Each line that holds the word "title" is to be identified and copied.

[Start of MATERIAL]

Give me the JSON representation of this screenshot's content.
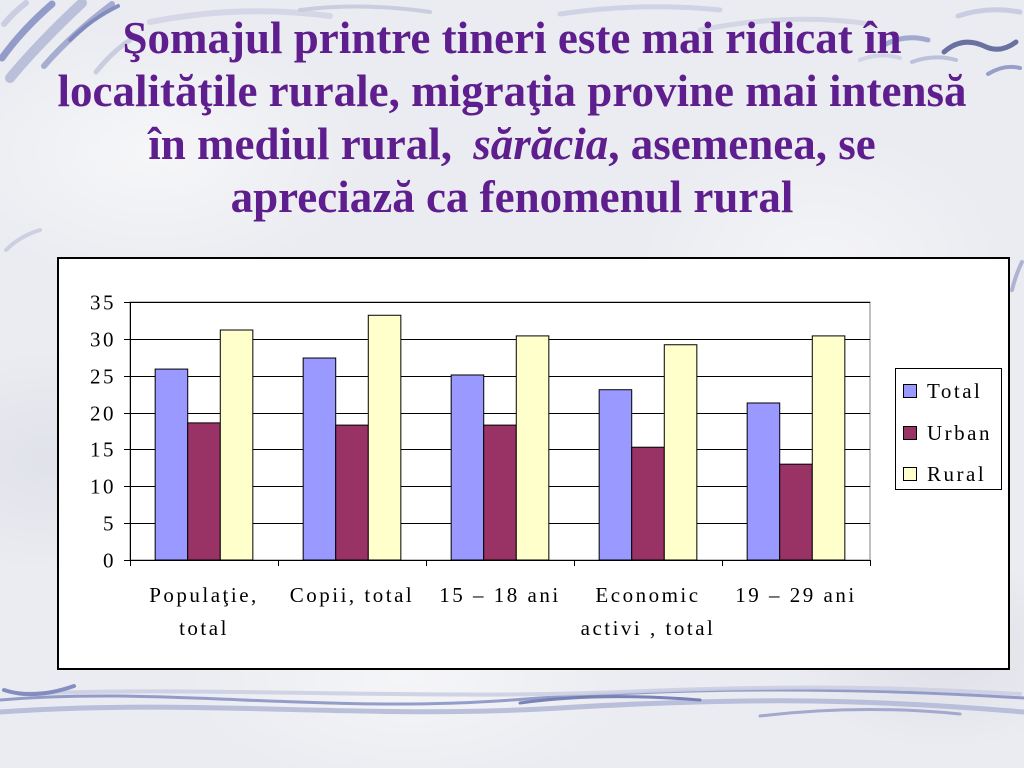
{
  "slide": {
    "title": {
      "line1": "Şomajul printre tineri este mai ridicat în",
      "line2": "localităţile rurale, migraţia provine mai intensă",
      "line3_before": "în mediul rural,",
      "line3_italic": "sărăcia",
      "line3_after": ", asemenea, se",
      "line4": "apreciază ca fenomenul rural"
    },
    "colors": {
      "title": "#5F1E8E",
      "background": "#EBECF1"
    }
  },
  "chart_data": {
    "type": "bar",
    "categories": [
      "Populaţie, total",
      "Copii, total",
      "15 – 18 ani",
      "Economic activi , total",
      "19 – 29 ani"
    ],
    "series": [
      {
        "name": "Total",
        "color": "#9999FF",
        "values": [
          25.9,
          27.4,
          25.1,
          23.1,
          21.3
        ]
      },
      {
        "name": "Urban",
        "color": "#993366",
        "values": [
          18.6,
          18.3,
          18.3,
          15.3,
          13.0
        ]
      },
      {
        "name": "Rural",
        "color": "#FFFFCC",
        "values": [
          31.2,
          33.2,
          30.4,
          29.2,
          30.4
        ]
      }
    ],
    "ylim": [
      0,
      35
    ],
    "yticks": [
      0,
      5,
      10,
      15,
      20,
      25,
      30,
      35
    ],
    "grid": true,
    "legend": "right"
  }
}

[End of MATERIAL]
[Start of MATERIAL]

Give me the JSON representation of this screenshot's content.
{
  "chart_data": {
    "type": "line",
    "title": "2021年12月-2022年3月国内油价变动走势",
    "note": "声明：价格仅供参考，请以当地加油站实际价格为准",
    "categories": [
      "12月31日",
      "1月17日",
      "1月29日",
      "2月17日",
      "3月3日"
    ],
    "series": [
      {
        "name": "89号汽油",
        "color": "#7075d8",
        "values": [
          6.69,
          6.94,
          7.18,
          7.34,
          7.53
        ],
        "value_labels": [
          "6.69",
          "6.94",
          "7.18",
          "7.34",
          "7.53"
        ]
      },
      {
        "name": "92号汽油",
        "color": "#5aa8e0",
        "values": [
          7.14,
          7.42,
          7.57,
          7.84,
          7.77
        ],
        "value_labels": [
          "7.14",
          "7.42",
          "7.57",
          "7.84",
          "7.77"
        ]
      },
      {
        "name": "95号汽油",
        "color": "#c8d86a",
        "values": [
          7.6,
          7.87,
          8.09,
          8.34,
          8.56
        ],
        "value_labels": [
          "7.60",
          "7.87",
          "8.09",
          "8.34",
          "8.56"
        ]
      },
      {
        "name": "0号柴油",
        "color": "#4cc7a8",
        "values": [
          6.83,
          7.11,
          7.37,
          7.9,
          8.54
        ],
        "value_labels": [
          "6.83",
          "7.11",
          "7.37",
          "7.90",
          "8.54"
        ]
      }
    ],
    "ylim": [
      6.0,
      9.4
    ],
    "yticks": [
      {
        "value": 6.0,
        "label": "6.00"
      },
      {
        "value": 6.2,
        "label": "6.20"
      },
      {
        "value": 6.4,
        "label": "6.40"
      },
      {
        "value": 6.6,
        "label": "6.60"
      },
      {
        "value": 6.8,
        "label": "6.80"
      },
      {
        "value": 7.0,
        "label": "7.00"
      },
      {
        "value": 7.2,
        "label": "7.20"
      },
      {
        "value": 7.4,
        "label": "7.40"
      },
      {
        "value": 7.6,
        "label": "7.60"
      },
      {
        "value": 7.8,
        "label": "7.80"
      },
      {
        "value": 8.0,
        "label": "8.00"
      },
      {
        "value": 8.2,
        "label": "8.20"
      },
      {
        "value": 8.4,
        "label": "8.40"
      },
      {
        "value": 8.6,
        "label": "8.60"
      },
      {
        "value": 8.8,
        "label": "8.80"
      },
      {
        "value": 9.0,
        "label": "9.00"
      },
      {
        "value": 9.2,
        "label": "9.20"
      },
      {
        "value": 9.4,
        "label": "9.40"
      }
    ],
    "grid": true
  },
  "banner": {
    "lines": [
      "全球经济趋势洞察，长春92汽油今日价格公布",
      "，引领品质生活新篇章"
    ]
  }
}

[End of MATERIAL]

## RESULT BELOW
    "title": {
      "title": "#5F1E8E",
    "title": "2021年12月-2022年3月国内油价变动走势",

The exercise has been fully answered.